▸ What the exercise asks: Search the data below for the string "Desktop". Extract every line that contains it.

☆ ☆ ☆ ☆ ☆

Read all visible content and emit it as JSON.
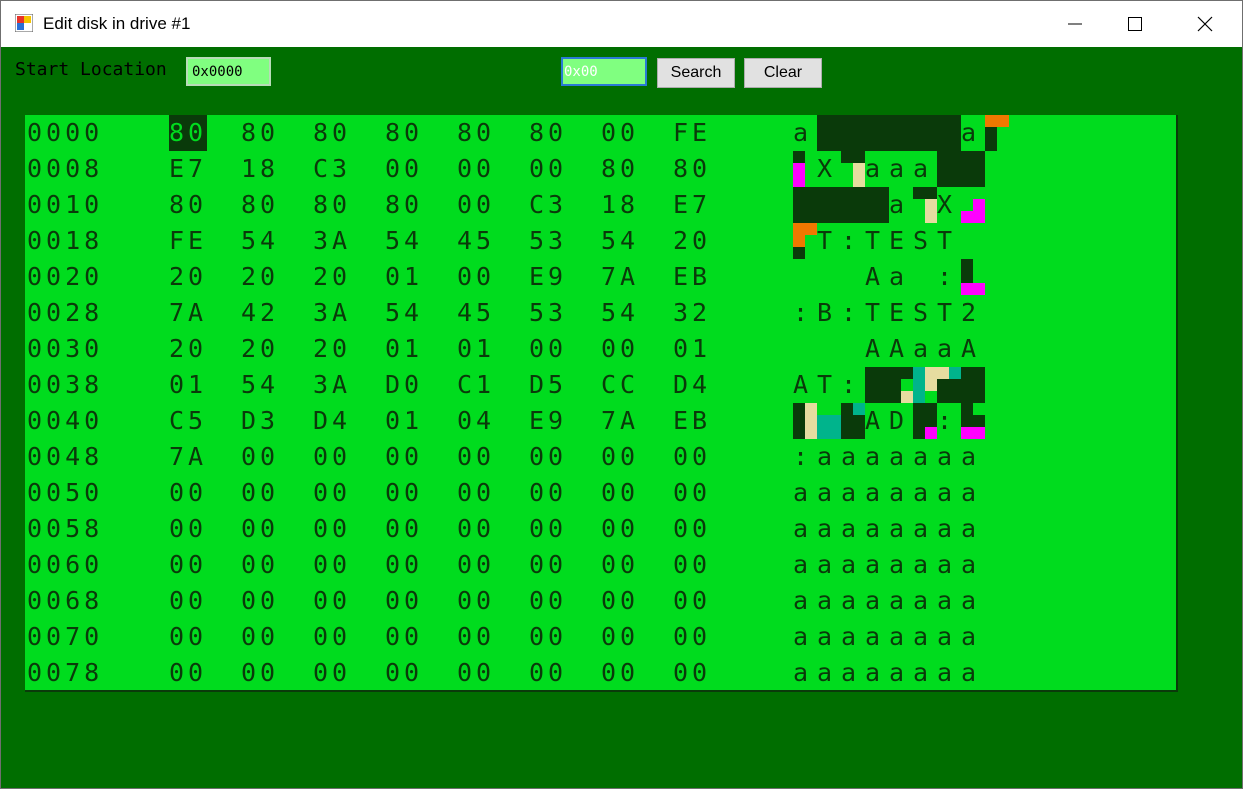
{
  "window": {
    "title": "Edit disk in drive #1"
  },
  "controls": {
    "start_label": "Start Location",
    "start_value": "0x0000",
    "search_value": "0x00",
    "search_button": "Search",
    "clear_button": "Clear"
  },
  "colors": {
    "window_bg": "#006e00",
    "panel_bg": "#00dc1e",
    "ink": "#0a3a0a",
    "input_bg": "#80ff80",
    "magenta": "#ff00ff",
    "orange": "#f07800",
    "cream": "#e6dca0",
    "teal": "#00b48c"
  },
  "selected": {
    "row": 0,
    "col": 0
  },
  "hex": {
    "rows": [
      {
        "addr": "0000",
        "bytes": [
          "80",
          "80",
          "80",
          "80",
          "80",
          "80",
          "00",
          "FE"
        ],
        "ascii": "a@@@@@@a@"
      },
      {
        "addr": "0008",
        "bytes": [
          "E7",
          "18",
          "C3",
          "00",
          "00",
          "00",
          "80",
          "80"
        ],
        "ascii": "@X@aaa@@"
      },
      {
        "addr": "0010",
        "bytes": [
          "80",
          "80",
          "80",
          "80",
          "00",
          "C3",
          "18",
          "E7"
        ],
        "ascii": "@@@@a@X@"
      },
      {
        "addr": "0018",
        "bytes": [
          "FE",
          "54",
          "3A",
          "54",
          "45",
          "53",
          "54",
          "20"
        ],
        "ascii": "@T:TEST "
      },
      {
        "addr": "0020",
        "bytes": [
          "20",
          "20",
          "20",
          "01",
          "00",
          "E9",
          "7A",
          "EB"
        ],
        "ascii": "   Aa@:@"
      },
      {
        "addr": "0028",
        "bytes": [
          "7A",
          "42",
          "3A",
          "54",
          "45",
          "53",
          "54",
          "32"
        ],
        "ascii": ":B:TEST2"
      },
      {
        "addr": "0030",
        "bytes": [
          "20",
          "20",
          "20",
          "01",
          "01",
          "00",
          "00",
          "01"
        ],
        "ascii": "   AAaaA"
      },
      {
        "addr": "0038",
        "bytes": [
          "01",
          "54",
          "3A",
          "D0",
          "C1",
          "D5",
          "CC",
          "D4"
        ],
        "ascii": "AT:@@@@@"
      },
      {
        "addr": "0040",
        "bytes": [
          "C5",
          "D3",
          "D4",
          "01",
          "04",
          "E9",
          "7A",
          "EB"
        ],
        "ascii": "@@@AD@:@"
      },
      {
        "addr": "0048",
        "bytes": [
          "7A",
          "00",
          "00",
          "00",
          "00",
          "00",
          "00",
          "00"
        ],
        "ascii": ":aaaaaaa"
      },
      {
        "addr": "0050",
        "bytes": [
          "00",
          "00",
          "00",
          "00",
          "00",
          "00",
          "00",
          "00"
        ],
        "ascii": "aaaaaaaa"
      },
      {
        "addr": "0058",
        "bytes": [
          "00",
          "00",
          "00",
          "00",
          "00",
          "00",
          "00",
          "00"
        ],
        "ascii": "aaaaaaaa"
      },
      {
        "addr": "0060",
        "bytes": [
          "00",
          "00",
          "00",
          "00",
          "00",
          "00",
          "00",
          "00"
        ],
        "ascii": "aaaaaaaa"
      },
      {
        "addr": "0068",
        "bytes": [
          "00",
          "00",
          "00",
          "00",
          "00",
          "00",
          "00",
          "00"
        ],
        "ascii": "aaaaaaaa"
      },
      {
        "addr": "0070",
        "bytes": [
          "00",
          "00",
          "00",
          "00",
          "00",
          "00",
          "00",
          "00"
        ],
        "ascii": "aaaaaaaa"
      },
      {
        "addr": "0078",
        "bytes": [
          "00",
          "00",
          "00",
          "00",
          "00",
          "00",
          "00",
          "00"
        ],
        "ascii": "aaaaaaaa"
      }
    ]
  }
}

☆ ☆ ☆ ☆ ☆

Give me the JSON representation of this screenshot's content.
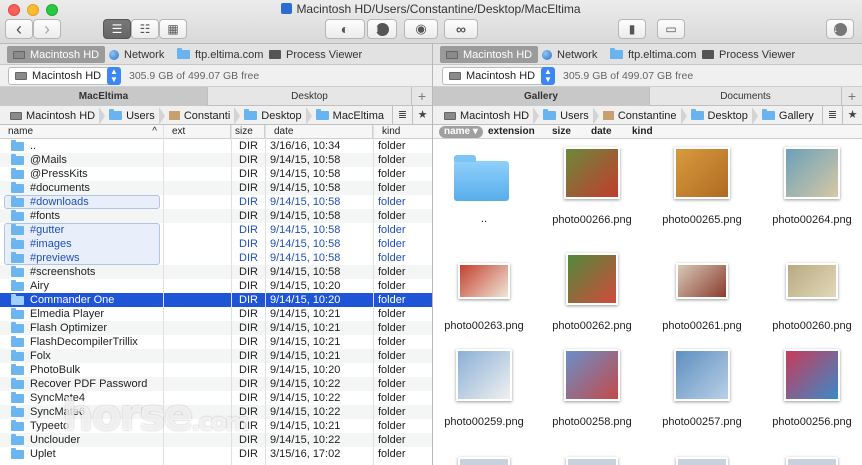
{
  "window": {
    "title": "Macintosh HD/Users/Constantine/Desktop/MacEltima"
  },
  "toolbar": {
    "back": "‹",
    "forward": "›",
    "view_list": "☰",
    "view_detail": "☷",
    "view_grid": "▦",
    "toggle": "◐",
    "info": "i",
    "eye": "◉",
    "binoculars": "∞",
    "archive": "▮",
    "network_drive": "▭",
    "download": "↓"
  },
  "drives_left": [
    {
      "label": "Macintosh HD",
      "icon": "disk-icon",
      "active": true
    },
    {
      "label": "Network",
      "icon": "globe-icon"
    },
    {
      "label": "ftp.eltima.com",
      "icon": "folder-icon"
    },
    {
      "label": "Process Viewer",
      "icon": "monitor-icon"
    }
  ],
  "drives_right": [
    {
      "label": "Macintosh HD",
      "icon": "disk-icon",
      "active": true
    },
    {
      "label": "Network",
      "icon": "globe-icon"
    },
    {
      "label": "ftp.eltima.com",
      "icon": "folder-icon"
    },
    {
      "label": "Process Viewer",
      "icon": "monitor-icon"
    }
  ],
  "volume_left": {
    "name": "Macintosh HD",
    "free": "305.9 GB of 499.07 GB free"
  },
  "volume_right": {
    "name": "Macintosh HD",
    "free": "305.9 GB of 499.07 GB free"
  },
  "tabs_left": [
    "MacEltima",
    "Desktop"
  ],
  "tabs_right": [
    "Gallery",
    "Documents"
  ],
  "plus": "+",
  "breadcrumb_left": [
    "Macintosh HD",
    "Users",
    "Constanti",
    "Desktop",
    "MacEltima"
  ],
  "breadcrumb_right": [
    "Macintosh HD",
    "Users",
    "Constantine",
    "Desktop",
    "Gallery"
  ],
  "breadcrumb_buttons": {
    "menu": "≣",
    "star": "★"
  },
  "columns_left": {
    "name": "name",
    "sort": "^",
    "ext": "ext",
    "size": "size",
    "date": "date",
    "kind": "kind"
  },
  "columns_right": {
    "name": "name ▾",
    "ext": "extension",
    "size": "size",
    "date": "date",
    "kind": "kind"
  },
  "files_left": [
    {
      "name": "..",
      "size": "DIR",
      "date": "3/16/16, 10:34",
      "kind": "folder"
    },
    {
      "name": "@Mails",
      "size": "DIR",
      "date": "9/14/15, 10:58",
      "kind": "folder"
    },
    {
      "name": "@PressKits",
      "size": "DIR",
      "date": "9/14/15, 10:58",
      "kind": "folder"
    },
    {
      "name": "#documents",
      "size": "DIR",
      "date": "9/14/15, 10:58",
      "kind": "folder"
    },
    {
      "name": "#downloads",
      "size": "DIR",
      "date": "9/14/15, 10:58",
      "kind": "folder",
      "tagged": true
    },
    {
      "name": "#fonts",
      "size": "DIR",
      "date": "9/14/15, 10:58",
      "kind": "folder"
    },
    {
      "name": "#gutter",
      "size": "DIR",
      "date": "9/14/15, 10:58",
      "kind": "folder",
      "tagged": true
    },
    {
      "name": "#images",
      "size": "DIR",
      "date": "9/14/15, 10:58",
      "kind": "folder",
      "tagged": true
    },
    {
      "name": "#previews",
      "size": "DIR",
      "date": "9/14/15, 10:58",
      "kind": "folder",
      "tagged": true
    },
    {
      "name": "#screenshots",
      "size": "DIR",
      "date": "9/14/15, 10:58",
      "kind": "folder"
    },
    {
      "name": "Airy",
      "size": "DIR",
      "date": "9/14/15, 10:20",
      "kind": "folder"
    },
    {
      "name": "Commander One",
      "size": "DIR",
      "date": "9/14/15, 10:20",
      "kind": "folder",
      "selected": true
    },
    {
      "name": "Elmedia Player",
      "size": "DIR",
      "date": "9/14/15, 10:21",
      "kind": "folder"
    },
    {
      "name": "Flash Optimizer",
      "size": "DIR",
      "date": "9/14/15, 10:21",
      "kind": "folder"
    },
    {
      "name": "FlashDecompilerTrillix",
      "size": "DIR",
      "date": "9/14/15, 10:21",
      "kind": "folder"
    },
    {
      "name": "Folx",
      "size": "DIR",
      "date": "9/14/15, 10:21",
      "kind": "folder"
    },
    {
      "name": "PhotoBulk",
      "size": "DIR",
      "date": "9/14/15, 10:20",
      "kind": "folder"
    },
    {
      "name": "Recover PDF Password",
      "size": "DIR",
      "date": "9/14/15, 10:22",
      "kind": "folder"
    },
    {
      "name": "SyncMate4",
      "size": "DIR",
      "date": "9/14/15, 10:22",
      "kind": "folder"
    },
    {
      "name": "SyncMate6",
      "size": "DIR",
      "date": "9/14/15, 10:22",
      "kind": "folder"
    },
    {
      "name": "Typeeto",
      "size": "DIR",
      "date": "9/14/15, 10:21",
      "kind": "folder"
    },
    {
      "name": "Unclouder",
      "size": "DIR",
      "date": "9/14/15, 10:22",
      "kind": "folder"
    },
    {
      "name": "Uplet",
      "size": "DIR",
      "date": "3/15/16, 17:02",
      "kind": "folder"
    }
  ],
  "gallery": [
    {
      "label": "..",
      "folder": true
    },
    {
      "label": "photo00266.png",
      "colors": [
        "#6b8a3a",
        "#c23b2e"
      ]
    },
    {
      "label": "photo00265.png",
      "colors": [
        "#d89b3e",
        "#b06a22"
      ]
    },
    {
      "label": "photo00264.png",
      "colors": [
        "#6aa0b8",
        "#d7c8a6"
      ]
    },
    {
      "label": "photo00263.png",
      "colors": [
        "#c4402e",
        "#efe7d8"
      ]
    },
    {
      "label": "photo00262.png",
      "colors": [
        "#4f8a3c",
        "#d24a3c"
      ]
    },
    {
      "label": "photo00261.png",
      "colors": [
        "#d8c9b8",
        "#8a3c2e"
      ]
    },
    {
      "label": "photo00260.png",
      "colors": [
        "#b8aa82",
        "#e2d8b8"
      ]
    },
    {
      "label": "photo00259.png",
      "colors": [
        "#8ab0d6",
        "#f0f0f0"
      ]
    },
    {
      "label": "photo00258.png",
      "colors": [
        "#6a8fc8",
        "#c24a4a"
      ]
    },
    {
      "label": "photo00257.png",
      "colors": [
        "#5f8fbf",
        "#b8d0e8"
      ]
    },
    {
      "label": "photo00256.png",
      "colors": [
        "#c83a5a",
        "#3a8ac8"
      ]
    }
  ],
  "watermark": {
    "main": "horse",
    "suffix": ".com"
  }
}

☆ ☆ ☆ ☆ ☆

▸ Solution to the problem:
    "title": "Macintosh HD/Users/Constantine/Desktop/MacEltima"
    "Desktop"
    "Desktop",
    "Desktop",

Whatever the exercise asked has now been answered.